▶ [TASK DESCRIPTION]: Your answer should be each line of the entries that contains the word "sanctum", copied in full.

Page images and their text

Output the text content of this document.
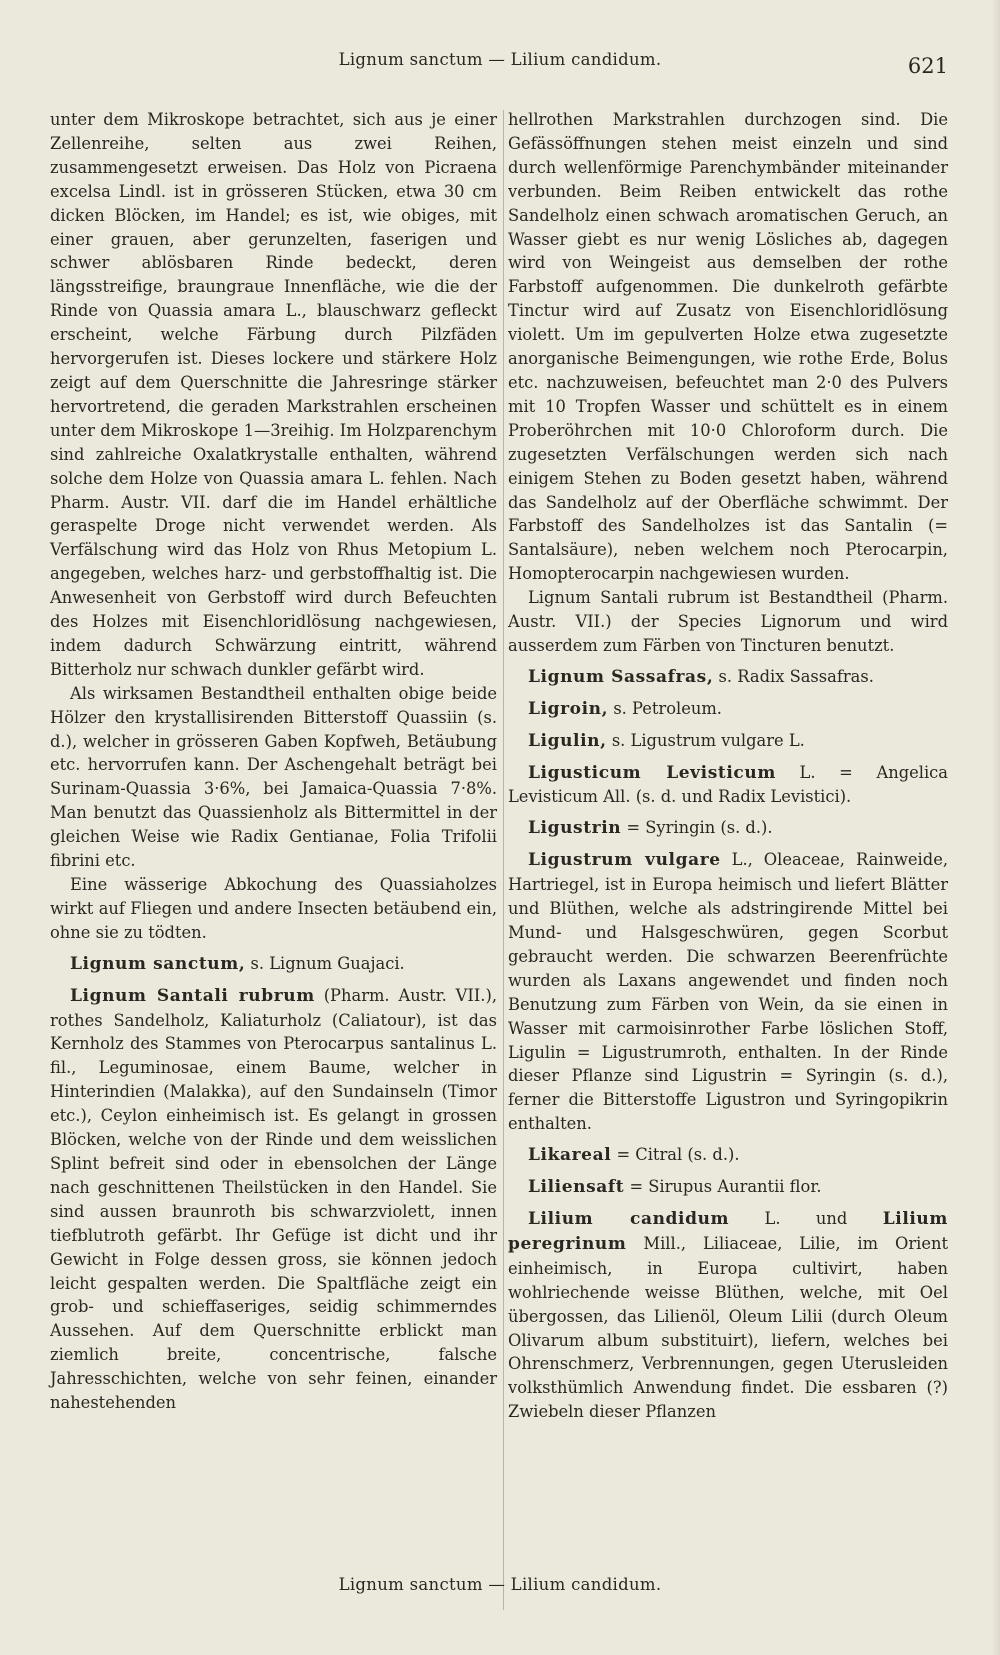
Lignum sanctum — Lilium candidum.	621

unter dem Mikroskope betrachtet, sich aus je einer Zellenreihe, selten aus zwei Reihen, zusammengesetzt erweisen. Das Holz von Picraena excelsa Lindl. ist in grösseren Stücken, etwa 30 cm dicken Blöcken, im Handel; es ist, wie obiges, mit einer grauen, aber gerunzelten, faserigen und schwer ablösbaren Rinde bedeckt, deren längsstreifige, braungraue Innenfläche, wie die der Rinde von Quassia amara L., blauschwarz gefleckt erscheint, welche Färbung durch Pilzfäden hervorgerufen ist. Dieses lockere und stärkere Holz zeigt auf dem Querschnitte die Jahresringe stärker hervortretend, die geraden Markstrahlen erscheinen unter dem Mikroskope 1—3reihig. Im Holzparenchym sind zahlreiche Oxalatkrystalle enthalten, während solche dem Holze von Quassia amara L. fehlen. Nach Pharm. Austr. VII. darf die im Handel erhältliche geraspelte Droge nicht verwendet werden. Als Verfälschung wird das Holz von Rhus Metopium L. angegeben, welches harz- und gerbstoffhaltig ist. Die Anwesenheit von Gerbstoff wird durch Befeuchten des Holzes mit Eisenchloridlösung nachgewiesen, indem dadurch Schwärzung eintritt, während Bitterholz nur schwach dunkler gefärbt wird.

Als wirksamen Bestandtheil enthalten obige beide Hölzer den krystallisirenden Bitterstoff Quassiin (s. d.), welcher in grösseren Gaben Kopfweh, Betäubung etc. hervorrufen kann. Der Aschengehalt beträgt bei Surinam-Quassia 3·6%, bei Jamaica-Quassia 7·8%. Man benutzt das Quassienholz als Bittermittel in der gleichen Weise wie Radix Gentianae, Folia Trifolii fibrini etc.

Eine wässerige Abkochung des Quassiaholzes wirkt auf Fliegen und andere Insecten betäubend ein, ohne sie zu tödten.

Lignum sanctum, s. Lignum Guajaci.

Lignum Santali rubrum (Pharm. Austr. VII.), rothes Sandelholz, Kaliaturholz (Caliatour), ist das Kernholz des Stammes von Pterocarpus santalinus L. fil., Leguminosae, einem Baume, welcher in Hinterindien (Malakka), auf den Sundainseln (Timor etc.), Ceylon einheimisch ist. Es gelangt in grossen Blöcken, welche von der Rinde und dem weisslichen Splint befreit sind oder in ebensolchen der Länge nach geschnittenen Theilstücken in den Handel. Sie sind aussen braunroth bis schwarzviolett, innen tiefblutroth gefärbt. Ihr Gefüge ist dicht und ihr Gewicht in Folge dessen gross, sie können jedoch leicht gespalten werden. Die Spaltfläche zeigt ein grob- und schieffaseriges, seidig schimmerndes Aussehen. Auf dem Querschnitte erblickt man ziemlich breite, concentrische, falsche Jahresschichten, welche von sehr feinen, einander nahestehenden

hellrothen Markstrahlen durchzogen sind. Die Gefässöffnungen stehen meist einzeln und sind durch wellenförmige Parenchymbänder miteinander verbunden. Beim Reiben entwickelt das rothe Sandelholz einen schwach aromatischen Geruch, an Wasser giebt es nur wenig Lösliches ab, dagegen wird von Weingeist aus demselben der rothe Farbstoff aufgenommen. Die dunkelroth gefärbte Tinctur wird auf Zusatz von Eisenchloridlösung violett. Um im gepulverten Holze etwa zugesetzte anorganische Beimengungen, wie rothe Erde, Bolus etc. nachzuweisen, befeuchtet man 2·0 des Pulvers mit 10 Tropfen Wasser und schüttelt es in einem Proberöhrchen mit 10·0 Chloroform durch. Die zugesetzten Verfälschungen werden sich nach einigem Stehen zu Boden gesetzt haben, während das Sandelholz auf der Oberfläche schwimmt. Der Farbstoff des Sandelholzes ist das Santalin (= Santalsäure), neben welchem noch Pterocarpin, Homopterocarpin nachgewiesen wurden.

Lignum Santali rubrum ist Bestandtheil (Pharm. Austr. VII.) der Species Lignorum und wird ausserdem zum Färben von Tincturen benutzt.

Lignum Sassafras, s. Radix Sassafras.

Ligroin, s. Petroleum.

Ligulin, s. Ligustrum vulgare L.

Ligusticum Levisticum L. = Angelica Levisticum All. (s. d. und Radix Levistici).

Ligustrin = Syringin (s. d.).

Ligustrum vulgare L., Oleaceae, Rainweide, Hartriegel, ist in Europa heimisch und liefert Blätter und Blüthen, welche als adstringirende Mittel bei Mund- und Halsgeschwüren, gegen Scorbut gebraucht werden. Die schwarzen Beerenfrüchte wurden als Laxans angewendet und finden noch Benutzung zum Färben von Wein, da sie einen in Wasser mit carmoisinrother Farbe löslichen Stoff, Ligulin = Ligustrumroth, enthalten. In der Rinde dieser Pflanze sind Ligustrin = Syringin (s. d.), ferner die Bitterstoffe Ligustron und Syringopikrin enthalten.

Likareal = Citral (s. d.).

Liliensaft = Sirupus Aurantii flor.

Lilium candidum L. und Lilium peregrinum Mill., Liliaceae, Lilie, im Orient einheimisch, in Europa cultivirt, haben wohlriechende weisse Blüthen, welche, mit Oel übergossen, das Lilienöl, Oleum Lilii (durch Oleum Olivarum album substituirt), liefern, welches bei Ohrenschmerz, Verbrennungen, gegen Uterusleiden volksthümlich Anwendung findet. Die essbaren (?) Zwiebeln dieser Pflanzen

Lignum sanctum — Lilium candidum.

▶ [RESPONSE BOX]:
Lignum sanctum — Lilium candidum.	621
Lignum sanctum, s. Lignum Guajaci.
Lignum sanctum — Lilium candidum.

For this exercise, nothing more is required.